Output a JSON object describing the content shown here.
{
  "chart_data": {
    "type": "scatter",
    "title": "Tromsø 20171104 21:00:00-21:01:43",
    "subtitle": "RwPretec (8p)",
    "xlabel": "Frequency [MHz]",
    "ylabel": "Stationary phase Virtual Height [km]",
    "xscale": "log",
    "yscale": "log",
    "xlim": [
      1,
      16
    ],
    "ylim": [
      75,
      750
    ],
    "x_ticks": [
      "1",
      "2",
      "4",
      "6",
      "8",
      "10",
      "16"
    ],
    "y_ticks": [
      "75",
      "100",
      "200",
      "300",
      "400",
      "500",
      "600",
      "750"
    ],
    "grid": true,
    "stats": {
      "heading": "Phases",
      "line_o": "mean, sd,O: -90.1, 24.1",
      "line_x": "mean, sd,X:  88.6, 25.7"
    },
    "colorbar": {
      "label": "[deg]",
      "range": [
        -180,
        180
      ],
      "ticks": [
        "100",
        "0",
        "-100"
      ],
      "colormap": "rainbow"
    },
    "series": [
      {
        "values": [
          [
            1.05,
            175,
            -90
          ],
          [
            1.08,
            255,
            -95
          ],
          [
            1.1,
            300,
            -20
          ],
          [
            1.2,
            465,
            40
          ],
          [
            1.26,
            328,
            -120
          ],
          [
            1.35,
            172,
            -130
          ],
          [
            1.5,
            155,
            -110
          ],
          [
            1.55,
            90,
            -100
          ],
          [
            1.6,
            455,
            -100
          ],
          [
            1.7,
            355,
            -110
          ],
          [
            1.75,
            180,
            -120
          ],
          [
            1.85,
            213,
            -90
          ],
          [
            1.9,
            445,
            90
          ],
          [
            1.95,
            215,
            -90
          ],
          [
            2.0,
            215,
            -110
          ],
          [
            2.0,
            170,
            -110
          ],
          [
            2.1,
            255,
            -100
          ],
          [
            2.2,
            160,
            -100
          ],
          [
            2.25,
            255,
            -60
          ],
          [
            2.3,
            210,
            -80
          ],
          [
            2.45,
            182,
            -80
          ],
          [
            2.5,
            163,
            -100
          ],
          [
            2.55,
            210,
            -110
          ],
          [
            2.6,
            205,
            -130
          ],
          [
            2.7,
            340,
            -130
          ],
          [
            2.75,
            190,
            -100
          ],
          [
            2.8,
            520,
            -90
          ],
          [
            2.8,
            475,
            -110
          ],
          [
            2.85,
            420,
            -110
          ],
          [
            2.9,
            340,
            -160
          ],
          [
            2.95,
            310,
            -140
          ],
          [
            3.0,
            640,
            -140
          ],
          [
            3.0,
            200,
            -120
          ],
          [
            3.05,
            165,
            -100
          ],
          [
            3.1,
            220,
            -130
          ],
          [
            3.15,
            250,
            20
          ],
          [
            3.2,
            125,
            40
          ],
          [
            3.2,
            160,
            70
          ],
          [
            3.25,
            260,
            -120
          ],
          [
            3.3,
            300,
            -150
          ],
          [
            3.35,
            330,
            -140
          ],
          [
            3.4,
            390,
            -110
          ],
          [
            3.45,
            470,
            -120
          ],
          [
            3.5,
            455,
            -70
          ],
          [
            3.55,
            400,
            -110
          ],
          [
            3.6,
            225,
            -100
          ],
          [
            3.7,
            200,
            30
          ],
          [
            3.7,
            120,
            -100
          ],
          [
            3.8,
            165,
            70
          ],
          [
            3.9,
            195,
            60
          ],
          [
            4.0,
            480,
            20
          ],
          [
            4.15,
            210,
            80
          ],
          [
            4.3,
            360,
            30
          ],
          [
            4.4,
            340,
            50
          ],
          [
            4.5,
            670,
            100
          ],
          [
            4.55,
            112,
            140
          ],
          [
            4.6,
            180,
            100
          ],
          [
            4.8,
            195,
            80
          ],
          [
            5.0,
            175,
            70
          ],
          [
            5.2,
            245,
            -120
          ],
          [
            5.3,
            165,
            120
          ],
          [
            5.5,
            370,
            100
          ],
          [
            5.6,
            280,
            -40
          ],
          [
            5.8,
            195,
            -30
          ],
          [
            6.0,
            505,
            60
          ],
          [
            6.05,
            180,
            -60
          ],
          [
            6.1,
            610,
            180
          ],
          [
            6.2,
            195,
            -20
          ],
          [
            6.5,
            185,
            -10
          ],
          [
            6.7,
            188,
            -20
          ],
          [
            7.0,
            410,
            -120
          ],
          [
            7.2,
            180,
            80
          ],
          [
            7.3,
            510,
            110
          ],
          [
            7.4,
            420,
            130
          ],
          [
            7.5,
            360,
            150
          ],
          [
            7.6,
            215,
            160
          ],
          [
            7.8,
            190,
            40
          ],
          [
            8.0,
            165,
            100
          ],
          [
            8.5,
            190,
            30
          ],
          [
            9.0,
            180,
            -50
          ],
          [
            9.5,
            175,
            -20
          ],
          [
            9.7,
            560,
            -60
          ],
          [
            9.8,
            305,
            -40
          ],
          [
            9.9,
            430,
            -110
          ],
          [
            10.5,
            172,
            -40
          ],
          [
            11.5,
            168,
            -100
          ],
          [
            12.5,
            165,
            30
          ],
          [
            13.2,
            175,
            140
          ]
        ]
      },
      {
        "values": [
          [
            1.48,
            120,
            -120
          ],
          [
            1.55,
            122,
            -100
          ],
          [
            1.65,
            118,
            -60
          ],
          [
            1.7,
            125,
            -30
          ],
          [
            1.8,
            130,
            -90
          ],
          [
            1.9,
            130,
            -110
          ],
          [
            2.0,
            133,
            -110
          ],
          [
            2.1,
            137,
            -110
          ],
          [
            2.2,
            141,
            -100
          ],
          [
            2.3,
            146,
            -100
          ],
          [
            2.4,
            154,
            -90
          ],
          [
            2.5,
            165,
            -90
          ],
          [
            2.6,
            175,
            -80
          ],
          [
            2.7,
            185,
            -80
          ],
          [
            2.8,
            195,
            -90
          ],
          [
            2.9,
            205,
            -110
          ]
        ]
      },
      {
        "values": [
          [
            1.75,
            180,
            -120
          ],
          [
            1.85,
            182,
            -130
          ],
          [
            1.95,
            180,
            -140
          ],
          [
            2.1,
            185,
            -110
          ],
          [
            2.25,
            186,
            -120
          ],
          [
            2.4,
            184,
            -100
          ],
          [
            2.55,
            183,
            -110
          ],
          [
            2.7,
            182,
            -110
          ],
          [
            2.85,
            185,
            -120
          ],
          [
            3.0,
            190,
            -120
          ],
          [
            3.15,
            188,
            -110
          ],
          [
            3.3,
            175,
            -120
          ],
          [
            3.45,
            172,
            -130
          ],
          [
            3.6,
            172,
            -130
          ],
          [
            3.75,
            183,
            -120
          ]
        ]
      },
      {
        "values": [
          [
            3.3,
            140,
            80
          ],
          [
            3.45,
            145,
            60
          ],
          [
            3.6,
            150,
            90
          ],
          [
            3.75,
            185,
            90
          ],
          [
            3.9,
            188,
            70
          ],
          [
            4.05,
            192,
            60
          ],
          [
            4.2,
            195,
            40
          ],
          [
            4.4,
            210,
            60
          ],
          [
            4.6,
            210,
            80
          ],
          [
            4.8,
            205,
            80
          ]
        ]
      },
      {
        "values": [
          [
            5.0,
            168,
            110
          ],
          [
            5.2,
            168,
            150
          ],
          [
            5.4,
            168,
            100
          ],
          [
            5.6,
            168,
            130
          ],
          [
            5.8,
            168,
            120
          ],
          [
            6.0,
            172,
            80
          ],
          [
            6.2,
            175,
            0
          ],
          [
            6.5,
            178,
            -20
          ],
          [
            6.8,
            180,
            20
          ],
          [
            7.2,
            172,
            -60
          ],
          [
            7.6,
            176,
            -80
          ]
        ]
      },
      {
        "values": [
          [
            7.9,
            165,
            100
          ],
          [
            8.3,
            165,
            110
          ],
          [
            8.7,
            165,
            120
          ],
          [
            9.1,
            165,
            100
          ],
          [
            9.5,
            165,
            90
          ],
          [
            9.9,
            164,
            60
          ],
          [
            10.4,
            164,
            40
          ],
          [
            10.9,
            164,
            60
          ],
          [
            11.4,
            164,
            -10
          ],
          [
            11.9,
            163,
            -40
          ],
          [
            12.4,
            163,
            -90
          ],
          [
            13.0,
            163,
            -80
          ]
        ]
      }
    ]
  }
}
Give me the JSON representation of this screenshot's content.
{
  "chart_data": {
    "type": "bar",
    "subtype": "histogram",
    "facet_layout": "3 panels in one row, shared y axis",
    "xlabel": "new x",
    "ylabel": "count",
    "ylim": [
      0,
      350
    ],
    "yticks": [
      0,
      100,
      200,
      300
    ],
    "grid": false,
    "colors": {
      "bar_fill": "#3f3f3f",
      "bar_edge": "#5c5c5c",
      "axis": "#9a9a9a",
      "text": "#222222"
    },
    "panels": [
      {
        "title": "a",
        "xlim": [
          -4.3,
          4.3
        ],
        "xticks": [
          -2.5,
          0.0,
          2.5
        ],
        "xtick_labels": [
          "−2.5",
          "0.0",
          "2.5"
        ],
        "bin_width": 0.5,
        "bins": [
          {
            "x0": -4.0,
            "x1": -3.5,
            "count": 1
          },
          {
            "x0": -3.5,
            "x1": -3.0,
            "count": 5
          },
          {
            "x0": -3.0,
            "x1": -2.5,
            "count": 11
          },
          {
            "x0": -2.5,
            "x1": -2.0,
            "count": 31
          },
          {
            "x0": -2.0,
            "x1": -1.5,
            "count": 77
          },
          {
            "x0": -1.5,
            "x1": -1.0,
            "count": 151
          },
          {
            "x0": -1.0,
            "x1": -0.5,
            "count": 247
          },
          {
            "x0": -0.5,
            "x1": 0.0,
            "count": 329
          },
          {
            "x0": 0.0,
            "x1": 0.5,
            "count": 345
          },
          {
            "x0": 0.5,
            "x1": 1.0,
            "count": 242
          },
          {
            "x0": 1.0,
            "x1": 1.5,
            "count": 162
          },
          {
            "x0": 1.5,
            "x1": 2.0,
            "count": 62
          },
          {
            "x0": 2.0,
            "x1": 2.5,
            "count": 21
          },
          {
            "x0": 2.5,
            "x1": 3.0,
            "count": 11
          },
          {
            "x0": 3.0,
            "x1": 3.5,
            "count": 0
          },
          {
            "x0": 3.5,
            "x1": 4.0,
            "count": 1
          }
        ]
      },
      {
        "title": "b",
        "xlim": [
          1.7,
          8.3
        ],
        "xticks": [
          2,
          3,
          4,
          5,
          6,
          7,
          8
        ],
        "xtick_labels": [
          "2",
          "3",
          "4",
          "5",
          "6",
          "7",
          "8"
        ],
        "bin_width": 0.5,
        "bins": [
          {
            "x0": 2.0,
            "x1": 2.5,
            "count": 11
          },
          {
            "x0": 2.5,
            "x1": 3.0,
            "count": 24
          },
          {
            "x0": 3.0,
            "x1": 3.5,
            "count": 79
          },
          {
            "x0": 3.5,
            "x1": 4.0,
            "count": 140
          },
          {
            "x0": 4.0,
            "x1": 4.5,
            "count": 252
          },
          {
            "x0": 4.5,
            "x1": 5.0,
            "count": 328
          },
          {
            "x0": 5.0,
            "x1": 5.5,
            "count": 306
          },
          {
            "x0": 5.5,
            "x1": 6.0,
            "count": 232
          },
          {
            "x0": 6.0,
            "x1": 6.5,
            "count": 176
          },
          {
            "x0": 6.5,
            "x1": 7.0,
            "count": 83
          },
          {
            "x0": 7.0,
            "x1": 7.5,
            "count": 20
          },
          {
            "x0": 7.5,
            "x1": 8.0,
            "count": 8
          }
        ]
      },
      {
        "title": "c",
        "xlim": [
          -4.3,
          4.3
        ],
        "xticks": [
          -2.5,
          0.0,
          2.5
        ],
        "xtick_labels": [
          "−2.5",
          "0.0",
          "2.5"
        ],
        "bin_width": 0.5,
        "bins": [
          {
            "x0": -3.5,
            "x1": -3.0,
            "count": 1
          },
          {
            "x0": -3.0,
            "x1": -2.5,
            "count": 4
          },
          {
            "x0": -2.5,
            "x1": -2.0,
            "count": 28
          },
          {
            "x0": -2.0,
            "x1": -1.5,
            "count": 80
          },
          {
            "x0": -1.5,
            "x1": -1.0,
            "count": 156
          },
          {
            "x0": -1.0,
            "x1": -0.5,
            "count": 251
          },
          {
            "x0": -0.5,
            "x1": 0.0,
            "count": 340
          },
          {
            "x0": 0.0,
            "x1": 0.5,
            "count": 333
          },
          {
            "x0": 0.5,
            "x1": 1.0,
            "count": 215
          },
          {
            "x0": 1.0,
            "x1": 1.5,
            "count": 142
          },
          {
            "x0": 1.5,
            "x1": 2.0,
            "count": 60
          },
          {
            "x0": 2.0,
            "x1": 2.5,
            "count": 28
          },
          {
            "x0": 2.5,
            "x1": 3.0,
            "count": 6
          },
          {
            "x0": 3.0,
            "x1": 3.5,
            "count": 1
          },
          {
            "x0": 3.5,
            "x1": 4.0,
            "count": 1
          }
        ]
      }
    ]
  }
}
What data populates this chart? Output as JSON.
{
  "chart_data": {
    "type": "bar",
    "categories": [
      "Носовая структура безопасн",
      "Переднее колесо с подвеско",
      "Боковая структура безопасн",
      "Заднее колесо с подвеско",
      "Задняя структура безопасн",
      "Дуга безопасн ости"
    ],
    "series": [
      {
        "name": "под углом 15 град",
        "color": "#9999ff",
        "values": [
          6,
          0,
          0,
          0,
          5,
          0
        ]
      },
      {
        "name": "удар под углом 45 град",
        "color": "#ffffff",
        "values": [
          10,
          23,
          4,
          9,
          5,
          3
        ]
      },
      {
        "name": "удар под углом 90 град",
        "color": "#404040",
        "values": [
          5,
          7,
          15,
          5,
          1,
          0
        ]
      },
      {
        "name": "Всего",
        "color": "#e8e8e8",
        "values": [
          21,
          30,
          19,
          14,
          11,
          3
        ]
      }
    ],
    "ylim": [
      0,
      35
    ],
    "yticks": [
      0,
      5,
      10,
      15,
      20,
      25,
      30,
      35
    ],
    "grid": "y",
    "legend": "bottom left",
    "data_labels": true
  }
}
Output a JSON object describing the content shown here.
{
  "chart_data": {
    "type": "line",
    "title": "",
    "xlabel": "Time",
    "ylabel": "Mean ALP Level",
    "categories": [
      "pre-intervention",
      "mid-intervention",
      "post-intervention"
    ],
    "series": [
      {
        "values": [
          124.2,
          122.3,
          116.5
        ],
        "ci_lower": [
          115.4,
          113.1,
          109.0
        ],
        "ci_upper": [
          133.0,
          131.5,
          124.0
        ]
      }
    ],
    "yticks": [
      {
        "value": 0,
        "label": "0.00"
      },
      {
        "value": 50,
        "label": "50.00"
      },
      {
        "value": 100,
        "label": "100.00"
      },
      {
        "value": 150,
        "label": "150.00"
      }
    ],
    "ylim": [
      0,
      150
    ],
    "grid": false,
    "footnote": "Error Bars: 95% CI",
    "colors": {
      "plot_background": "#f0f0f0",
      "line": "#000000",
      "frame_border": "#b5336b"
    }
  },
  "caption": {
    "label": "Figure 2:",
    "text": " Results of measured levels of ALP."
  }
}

> Directive
Each line that holds the word "name" should be extracted from the records.

> Result of this exercise
        "name": "под углом 15 град",
        "name": "удар под углом 45 град",
        "name": "удар под углом 90 град",
        "name": "Всего",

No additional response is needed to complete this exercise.